#### Recorded data
────────

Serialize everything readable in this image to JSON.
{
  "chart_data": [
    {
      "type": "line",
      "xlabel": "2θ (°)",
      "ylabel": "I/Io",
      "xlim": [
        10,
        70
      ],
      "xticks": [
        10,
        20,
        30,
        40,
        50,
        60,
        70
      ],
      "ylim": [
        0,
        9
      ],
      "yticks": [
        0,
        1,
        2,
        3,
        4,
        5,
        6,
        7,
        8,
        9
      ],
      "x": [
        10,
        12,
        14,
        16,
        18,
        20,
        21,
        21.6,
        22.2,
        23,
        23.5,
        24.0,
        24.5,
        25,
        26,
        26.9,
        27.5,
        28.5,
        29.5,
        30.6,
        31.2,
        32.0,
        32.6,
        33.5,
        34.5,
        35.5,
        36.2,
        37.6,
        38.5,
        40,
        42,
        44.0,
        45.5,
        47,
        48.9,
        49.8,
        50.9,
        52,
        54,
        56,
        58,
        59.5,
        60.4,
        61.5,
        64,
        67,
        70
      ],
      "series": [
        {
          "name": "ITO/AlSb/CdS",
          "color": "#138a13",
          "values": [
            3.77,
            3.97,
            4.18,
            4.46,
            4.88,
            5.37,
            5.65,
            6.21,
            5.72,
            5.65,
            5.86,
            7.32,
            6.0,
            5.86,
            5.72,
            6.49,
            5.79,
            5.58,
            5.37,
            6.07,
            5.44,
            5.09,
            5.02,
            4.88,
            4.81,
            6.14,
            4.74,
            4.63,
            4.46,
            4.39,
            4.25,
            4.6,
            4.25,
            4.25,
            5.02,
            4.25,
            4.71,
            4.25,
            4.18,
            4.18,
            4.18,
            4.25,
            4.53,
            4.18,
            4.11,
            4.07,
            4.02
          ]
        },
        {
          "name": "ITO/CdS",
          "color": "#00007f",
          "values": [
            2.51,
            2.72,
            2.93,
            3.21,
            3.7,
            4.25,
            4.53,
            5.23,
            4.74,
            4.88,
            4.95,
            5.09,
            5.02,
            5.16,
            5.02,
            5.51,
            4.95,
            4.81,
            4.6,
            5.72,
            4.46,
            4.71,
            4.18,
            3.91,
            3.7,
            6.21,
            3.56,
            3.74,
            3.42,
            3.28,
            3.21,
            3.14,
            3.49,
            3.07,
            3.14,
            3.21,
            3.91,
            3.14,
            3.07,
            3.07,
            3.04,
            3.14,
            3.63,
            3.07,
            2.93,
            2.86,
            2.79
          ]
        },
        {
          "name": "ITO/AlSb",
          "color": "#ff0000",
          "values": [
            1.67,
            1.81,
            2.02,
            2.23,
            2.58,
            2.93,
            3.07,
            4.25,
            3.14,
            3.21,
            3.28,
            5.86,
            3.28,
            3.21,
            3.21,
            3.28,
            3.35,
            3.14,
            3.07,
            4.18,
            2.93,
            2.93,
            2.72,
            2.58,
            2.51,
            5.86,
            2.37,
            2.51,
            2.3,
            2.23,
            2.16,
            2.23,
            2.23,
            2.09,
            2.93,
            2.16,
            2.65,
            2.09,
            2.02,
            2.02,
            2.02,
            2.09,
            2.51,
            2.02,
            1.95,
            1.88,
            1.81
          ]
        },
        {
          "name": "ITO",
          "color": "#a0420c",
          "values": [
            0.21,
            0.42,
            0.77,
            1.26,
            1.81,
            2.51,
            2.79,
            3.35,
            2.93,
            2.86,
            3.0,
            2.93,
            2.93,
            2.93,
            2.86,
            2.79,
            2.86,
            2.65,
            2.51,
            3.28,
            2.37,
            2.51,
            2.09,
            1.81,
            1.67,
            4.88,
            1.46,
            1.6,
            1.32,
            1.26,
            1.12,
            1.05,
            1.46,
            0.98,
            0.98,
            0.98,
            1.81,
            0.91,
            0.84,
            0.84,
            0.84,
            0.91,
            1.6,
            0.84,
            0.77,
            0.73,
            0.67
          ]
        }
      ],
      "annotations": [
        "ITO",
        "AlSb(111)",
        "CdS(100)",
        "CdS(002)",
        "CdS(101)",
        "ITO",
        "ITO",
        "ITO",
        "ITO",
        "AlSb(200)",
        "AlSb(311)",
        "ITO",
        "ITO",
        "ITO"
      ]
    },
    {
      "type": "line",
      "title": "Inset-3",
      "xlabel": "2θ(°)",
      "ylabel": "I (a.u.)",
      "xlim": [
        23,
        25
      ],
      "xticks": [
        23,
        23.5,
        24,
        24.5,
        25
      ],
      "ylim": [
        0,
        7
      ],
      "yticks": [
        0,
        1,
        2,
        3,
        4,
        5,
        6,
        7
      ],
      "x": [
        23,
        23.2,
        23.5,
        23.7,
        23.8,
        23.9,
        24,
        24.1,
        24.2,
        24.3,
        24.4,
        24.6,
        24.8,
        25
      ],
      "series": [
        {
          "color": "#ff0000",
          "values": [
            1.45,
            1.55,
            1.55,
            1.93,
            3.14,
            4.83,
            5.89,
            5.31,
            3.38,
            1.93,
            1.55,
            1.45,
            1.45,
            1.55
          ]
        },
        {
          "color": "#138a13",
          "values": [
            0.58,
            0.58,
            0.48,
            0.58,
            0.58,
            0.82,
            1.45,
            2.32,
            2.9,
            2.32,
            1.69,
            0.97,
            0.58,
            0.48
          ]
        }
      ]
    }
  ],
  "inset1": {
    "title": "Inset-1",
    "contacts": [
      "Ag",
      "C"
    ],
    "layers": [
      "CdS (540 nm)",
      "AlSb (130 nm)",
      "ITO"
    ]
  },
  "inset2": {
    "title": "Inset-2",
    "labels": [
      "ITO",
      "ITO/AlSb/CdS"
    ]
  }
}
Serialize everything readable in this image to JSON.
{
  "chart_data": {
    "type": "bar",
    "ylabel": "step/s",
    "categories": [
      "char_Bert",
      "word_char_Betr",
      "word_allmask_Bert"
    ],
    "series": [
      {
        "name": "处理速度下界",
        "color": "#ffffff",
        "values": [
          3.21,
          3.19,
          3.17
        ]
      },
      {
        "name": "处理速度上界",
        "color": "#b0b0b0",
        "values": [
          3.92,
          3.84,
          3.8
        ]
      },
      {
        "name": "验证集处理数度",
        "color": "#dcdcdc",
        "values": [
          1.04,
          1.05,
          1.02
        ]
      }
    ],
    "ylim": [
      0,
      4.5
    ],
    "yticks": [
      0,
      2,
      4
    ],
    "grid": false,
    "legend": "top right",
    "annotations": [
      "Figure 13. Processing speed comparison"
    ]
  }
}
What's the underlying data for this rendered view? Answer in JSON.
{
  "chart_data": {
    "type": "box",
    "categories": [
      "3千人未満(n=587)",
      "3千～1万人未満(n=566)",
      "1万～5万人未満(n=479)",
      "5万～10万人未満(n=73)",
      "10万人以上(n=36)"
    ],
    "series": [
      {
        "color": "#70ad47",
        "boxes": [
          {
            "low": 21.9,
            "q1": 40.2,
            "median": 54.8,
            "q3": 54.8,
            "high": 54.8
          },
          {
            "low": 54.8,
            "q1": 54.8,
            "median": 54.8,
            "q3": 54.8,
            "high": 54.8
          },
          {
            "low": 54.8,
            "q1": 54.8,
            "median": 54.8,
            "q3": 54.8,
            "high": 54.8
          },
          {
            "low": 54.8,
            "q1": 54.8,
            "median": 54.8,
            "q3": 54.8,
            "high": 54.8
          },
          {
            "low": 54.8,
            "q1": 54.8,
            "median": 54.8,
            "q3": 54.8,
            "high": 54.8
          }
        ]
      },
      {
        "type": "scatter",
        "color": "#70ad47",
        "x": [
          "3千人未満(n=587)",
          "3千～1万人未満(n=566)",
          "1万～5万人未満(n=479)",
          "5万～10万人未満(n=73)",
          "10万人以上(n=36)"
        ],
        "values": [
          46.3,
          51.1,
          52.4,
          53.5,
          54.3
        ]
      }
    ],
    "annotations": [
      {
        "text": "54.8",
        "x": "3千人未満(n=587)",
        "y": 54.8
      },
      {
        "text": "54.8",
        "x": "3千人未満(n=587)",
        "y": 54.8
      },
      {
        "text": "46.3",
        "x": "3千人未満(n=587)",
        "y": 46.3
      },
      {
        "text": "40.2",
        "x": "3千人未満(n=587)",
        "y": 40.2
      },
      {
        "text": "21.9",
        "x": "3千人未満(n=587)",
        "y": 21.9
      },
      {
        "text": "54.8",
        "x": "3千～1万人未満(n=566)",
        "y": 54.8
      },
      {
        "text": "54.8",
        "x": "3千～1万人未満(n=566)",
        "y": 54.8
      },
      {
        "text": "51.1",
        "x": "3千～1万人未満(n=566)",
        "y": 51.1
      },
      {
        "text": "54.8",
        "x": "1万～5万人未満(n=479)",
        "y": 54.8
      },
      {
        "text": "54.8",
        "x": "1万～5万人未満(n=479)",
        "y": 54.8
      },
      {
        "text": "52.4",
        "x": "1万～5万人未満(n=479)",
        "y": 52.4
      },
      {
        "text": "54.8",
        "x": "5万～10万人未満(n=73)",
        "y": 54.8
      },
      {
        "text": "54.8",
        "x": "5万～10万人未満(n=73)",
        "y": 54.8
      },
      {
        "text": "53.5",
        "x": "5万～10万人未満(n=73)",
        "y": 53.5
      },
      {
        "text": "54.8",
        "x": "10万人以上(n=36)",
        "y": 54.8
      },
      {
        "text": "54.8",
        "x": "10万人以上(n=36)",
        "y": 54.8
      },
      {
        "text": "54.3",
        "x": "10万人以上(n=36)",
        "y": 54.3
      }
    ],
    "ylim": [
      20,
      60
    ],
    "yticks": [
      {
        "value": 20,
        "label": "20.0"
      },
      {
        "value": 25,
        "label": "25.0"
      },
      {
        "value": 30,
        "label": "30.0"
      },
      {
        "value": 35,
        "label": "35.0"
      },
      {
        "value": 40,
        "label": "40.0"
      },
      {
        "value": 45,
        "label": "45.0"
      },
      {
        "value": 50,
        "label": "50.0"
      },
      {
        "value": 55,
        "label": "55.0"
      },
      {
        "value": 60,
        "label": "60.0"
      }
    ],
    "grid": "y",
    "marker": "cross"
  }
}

────────

#### What the task asks
Go through the listing above and list every line that has the word "name".

#### Result for this task
          "name": "ITO/AlSb/CdS",
          "name": "ITO/CdS",
          "name": "ITO/AlSb",
          "name": "ITO",
        "name": "处理速度下界",
        "name": "处理速度上界",
        "name": "验证集处理数度",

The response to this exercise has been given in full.